Dataset content ::

- - -

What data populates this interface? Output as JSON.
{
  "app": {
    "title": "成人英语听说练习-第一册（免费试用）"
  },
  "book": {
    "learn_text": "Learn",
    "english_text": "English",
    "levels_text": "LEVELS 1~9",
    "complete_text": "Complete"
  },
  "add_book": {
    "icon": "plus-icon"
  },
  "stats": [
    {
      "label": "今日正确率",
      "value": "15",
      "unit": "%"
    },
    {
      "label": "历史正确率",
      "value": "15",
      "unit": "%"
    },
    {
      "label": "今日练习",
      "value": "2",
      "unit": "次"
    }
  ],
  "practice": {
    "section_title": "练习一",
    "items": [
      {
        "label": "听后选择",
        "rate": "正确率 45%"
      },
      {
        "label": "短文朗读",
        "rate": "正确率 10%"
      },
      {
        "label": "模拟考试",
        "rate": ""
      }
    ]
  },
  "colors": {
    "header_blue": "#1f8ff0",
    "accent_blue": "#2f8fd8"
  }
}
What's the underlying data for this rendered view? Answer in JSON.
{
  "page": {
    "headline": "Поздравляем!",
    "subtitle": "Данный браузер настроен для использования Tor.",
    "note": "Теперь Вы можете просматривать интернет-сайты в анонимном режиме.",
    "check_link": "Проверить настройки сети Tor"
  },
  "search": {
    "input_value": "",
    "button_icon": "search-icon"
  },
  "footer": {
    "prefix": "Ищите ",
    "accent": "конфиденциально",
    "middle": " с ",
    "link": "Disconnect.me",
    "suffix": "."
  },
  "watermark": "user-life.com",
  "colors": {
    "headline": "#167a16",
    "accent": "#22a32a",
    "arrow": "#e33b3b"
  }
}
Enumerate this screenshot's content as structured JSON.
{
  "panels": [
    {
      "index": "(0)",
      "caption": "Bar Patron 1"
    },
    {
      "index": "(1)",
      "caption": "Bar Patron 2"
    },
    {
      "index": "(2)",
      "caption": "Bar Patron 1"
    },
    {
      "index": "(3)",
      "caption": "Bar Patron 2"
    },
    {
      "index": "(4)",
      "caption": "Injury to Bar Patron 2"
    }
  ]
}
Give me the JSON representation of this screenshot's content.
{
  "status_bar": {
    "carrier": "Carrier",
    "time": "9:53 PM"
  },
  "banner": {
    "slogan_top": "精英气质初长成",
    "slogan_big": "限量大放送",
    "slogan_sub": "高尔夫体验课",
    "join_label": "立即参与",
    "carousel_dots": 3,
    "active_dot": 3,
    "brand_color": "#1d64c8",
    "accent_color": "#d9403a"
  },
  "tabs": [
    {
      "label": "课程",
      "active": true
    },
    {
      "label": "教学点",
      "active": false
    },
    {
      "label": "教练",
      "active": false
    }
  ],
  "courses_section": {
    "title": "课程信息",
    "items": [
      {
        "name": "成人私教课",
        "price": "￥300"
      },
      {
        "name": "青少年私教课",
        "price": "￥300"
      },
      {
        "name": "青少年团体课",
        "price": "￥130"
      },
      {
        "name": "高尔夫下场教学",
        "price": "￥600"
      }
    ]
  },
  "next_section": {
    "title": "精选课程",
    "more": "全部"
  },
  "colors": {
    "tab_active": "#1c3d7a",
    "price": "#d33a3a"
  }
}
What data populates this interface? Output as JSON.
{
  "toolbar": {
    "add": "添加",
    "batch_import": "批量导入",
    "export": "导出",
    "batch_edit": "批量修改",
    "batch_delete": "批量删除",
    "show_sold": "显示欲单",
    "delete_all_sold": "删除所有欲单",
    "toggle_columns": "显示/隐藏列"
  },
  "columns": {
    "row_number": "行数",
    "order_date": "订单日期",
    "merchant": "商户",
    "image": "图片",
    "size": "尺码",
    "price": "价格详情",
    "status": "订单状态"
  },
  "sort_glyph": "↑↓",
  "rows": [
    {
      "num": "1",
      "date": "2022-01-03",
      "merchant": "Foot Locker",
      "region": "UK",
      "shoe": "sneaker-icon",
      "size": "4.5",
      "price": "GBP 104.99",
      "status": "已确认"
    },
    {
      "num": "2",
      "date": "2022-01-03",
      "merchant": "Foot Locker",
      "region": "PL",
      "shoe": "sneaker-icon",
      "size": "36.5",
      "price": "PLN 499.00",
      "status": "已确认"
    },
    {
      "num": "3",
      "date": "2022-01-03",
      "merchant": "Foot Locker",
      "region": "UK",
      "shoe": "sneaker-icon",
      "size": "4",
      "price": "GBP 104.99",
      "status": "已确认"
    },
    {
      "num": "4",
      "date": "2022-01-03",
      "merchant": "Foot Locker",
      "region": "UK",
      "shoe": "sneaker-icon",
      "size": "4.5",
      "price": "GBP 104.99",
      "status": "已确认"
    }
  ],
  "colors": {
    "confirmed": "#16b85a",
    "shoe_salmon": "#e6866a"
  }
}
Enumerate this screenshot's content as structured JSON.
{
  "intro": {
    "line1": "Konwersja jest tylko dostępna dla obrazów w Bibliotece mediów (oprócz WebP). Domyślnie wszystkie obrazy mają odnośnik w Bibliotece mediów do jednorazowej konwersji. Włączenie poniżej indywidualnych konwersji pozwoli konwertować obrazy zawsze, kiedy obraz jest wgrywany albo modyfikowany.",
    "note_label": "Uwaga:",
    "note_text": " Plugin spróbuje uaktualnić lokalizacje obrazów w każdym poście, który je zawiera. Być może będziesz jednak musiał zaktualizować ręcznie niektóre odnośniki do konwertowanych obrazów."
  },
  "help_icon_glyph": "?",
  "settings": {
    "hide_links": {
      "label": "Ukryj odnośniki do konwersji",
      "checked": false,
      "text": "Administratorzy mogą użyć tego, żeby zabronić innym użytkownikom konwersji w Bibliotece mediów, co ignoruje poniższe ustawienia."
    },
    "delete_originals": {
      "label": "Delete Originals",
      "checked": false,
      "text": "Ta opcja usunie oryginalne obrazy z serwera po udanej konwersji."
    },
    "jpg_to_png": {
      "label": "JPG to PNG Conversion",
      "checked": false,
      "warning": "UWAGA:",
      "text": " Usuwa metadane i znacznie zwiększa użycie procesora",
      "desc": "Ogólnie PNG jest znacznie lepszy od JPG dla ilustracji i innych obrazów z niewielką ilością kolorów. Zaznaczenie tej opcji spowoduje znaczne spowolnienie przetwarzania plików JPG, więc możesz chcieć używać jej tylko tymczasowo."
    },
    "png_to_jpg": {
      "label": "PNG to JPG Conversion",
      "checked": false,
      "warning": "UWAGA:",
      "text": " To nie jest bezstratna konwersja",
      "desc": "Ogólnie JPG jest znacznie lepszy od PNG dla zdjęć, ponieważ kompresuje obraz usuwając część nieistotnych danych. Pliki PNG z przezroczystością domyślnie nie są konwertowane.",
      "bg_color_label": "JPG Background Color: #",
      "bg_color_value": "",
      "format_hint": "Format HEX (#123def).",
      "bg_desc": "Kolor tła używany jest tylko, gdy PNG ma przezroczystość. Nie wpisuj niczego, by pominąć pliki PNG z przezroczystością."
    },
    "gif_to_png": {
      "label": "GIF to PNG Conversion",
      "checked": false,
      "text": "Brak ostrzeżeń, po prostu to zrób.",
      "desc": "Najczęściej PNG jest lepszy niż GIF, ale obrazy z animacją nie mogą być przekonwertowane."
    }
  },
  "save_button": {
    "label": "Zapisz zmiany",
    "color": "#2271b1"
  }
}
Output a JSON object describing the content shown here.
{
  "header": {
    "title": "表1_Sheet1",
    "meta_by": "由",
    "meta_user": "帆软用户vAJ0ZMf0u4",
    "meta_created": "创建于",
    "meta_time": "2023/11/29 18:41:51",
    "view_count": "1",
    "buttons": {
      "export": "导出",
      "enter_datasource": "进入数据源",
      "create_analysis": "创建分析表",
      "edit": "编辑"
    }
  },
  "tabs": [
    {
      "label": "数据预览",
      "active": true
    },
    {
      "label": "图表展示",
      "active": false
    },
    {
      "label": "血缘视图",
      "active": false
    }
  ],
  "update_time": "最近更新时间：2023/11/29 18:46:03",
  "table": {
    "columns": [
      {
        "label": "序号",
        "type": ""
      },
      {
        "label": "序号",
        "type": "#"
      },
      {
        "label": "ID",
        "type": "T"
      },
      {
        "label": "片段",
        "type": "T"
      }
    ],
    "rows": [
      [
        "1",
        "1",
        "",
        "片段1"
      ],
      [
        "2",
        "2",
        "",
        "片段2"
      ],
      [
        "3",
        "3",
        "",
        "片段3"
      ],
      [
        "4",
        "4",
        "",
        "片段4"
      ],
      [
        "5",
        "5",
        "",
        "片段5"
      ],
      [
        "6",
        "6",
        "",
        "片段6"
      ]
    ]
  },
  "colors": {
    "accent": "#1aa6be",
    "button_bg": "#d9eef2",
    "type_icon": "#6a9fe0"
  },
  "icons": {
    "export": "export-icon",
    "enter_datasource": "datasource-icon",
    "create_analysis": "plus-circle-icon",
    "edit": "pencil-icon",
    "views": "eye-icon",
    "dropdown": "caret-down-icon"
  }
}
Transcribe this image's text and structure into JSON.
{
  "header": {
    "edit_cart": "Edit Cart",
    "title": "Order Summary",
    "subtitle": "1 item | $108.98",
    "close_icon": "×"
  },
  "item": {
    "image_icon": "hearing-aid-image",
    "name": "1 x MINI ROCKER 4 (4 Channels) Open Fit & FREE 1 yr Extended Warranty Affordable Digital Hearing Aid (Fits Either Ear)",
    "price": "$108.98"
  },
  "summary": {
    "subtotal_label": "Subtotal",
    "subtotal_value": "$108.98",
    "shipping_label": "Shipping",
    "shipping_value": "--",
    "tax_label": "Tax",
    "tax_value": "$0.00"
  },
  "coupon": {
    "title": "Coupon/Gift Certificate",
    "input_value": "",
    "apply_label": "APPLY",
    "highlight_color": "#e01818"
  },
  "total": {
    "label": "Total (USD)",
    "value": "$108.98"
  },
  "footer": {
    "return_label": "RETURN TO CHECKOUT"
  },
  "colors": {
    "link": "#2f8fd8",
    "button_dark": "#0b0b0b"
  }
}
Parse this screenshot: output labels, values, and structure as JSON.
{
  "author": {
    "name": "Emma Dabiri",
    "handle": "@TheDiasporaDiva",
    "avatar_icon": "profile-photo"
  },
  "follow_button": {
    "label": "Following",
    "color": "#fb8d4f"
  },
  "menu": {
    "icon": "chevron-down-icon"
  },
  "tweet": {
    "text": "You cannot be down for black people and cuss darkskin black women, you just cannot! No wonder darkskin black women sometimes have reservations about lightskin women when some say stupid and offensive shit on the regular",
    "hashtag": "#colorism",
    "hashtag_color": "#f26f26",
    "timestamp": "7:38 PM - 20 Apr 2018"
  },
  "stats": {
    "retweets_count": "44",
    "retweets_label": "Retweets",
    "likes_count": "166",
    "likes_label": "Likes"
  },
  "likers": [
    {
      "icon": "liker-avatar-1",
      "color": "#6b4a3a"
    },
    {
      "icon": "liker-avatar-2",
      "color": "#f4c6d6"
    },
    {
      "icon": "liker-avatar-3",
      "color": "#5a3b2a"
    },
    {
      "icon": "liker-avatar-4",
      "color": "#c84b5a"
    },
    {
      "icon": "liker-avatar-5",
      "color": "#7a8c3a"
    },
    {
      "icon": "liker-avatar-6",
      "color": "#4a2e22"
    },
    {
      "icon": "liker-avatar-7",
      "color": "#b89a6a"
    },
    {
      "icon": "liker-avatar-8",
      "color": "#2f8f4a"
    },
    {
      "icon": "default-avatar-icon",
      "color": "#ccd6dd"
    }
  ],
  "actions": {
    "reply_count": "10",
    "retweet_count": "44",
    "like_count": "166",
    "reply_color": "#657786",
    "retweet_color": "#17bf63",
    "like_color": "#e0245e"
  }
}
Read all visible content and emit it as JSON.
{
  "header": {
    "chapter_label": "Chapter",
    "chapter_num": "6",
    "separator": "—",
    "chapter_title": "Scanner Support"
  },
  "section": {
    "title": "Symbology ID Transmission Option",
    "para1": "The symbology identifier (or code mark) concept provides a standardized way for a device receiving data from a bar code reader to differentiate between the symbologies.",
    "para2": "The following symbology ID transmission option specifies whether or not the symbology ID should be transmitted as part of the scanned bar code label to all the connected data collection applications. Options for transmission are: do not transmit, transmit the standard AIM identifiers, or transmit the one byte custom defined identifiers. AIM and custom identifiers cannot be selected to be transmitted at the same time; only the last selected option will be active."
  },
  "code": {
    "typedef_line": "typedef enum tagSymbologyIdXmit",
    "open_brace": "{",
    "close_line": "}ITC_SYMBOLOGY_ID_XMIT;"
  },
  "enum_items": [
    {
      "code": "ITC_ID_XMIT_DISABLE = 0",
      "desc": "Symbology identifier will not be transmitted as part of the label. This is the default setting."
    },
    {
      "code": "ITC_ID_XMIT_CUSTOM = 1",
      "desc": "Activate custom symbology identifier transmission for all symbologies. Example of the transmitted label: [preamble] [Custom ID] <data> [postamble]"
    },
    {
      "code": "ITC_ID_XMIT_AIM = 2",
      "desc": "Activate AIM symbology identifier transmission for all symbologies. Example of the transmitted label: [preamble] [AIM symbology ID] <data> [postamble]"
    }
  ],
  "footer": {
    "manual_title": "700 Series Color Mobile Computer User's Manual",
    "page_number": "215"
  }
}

- - -

Task to complete :: Reply with nothing except the number of lines in the listing above that include "screenshot".

Finished task :: 4